Stated task
Scan the listing below and copy every line holding "structured".

---------------

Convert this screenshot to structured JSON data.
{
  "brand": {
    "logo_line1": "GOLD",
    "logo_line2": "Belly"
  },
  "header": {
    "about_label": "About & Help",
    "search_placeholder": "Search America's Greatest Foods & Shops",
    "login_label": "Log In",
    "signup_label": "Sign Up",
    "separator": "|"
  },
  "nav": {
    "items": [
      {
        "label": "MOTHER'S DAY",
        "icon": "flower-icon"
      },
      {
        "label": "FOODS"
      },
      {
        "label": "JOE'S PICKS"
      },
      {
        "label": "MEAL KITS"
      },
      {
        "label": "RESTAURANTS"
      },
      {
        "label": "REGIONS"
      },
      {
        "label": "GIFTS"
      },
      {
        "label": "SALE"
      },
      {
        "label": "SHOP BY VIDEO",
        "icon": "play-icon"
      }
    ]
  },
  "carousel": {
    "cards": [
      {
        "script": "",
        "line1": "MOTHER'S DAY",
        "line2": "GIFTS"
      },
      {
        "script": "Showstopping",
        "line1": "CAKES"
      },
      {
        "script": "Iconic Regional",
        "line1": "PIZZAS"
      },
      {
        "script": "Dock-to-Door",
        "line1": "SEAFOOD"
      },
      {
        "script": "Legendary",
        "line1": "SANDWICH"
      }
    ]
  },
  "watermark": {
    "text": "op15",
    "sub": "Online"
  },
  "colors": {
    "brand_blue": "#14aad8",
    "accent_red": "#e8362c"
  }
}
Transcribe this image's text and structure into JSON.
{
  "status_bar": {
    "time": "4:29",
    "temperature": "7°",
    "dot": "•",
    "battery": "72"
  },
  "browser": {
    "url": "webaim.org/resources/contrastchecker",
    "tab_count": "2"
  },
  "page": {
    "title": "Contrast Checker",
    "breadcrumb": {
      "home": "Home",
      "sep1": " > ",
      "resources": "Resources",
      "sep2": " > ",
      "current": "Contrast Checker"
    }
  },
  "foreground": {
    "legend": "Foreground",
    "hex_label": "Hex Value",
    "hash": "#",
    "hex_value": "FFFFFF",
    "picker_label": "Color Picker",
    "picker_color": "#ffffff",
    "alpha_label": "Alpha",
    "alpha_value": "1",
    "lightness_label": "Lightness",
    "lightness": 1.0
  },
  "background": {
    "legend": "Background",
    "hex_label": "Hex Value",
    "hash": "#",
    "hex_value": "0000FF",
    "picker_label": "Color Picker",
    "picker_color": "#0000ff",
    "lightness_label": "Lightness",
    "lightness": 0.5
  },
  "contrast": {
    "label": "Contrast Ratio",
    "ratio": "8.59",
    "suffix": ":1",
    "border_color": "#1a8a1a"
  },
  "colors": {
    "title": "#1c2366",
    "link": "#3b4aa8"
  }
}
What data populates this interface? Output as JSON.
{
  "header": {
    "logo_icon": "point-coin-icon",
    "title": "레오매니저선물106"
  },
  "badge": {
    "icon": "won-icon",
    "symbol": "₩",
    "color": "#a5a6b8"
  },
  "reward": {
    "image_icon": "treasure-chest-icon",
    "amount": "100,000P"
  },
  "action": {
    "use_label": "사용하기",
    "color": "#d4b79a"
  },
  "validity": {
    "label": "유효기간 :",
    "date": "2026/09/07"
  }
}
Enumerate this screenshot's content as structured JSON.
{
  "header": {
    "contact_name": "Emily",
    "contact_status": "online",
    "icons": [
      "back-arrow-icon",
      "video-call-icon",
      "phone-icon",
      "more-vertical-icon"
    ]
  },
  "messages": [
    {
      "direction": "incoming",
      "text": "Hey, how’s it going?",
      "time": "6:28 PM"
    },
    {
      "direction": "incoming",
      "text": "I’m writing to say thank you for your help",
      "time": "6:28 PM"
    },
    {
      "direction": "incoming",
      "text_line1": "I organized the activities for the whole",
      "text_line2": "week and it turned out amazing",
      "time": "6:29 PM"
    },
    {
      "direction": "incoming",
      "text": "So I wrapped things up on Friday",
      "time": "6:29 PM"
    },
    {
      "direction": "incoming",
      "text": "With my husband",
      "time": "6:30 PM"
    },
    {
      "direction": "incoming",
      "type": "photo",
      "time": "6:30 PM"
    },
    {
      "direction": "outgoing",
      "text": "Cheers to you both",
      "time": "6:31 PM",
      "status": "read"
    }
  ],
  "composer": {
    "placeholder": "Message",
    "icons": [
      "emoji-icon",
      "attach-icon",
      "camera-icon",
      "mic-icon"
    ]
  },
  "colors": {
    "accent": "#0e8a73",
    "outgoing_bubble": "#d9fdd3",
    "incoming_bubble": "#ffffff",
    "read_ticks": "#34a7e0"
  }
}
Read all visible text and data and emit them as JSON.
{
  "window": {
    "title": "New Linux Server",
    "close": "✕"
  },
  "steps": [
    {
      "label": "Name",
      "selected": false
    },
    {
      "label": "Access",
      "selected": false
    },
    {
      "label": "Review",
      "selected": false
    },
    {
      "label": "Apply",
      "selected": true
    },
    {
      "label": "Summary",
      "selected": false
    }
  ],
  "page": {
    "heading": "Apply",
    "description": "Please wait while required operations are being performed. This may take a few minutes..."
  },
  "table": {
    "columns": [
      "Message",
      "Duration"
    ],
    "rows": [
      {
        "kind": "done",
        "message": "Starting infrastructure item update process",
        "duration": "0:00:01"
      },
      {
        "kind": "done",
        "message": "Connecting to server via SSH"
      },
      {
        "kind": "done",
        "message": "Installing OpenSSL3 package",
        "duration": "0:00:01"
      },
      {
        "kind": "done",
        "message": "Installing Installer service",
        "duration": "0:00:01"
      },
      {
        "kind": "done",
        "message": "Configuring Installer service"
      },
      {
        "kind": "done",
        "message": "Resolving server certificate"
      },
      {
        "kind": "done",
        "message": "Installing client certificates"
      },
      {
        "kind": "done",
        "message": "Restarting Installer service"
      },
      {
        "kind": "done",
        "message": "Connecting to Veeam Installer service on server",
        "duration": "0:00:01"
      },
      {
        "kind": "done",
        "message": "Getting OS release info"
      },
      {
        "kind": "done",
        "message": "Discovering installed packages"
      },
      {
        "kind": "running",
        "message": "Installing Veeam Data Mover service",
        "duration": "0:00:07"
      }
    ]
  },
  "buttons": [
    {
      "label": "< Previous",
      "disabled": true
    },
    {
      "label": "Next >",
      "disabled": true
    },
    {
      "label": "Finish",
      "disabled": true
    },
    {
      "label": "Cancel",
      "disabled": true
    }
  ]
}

---------------

Written answer
Convert this screenshot to structured JSON data.
Enumerate this screenshot's content as structured JSON.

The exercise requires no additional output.